Bring together all lines of the material below that contain the string "所以BE".
[START MATERIAL FOR THE TASK]
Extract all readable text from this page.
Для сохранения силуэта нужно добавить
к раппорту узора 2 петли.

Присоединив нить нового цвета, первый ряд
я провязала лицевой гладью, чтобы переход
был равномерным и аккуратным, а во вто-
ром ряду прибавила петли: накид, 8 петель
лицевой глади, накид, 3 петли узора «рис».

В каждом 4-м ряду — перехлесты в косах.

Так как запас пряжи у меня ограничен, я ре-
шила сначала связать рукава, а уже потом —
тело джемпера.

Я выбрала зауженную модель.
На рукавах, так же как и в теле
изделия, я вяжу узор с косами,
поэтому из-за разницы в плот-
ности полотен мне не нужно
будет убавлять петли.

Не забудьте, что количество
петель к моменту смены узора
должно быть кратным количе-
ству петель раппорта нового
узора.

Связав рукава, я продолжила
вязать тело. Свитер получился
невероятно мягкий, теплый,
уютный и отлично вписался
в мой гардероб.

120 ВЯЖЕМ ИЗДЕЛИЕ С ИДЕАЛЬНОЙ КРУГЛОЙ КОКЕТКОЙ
[END MATERIAL FOR THE TASK]
[START MATERIAL FOR THE TASK]
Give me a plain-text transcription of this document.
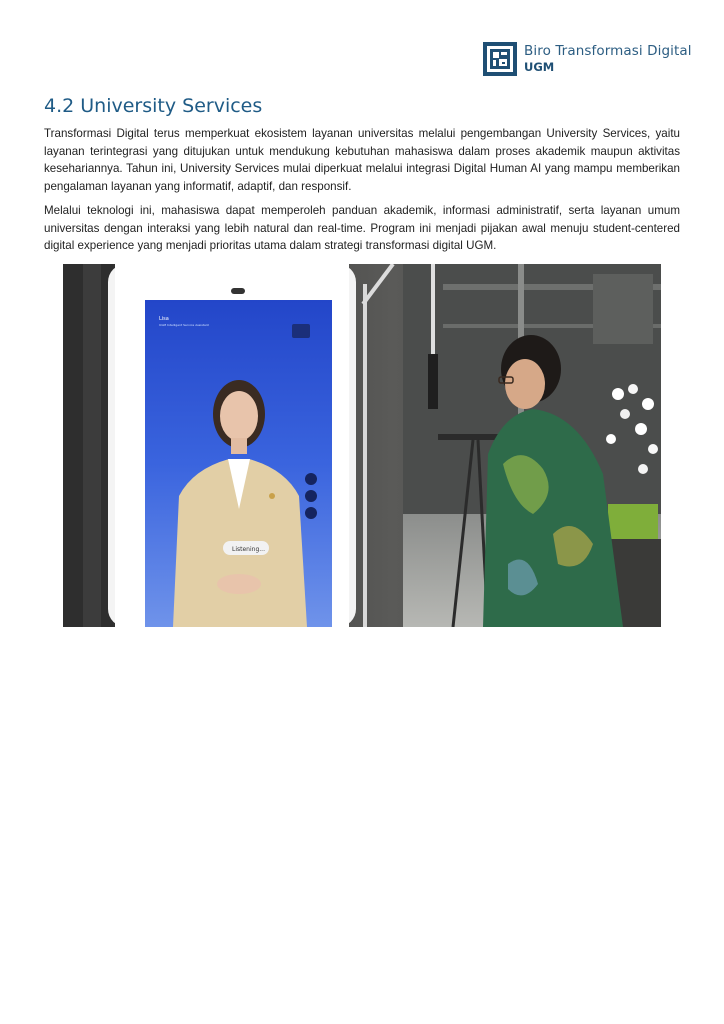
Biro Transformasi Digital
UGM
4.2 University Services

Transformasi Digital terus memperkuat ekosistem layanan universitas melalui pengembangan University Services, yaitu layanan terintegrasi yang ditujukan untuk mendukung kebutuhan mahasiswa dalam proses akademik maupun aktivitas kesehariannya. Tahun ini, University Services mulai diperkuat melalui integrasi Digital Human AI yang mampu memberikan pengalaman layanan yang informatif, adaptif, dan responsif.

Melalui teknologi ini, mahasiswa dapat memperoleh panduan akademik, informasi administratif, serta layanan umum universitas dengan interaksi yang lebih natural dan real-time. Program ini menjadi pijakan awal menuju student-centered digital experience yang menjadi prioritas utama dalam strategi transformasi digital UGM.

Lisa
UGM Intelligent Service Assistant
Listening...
[END MATERIAL FOR THE TASK]
[START MATERIAL FOR THE TASK]
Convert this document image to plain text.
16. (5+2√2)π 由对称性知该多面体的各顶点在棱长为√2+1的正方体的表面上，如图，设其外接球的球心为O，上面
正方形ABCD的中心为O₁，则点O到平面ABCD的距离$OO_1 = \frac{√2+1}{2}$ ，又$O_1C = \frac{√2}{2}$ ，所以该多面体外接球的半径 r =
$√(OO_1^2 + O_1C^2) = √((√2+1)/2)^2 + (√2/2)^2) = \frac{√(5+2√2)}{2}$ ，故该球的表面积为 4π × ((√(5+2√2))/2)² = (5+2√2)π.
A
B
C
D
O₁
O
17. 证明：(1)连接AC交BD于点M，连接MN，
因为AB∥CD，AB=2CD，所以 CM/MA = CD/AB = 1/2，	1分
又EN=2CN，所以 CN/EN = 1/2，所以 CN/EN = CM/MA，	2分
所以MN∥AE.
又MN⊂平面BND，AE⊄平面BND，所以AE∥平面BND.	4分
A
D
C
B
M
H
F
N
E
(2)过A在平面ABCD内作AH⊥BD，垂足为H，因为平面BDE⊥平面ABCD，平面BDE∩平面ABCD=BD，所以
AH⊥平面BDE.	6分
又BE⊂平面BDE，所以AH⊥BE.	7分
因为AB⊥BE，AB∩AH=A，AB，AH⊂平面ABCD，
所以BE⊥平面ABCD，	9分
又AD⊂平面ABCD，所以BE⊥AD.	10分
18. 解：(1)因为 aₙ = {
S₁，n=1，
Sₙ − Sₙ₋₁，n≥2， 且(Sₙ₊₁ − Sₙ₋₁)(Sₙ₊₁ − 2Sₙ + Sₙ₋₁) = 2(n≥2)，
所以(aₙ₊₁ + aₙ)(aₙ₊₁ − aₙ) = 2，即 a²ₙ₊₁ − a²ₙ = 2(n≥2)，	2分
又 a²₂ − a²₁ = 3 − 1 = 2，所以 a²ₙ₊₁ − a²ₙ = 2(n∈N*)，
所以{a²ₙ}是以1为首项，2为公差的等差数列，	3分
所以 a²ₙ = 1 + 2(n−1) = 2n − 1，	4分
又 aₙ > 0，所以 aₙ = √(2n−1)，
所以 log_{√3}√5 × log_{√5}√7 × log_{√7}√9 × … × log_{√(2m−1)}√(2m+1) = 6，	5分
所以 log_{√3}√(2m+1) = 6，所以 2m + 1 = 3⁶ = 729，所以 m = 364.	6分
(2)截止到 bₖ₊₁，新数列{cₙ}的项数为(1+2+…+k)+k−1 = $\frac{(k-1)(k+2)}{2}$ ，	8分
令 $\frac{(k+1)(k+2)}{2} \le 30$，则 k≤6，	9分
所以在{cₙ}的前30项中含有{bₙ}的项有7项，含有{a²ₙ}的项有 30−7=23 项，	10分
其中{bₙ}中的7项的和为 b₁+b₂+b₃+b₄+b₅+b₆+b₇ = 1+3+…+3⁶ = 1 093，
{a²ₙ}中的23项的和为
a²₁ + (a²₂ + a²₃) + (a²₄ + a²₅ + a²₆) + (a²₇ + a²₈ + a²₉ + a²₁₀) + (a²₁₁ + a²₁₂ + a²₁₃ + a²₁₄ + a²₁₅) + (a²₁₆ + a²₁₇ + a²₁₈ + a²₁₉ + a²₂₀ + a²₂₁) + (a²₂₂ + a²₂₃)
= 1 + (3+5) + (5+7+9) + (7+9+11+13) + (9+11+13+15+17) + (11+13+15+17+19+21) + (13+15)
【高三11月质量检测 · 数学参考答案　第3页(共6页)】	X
[END MATERIAL FOR THE TASK]
- PROBLEM SOLUTION -
所以BE⊥平面ABCD，	9分
又AD⊂平面ABCD，所以BE⊥AD.	10分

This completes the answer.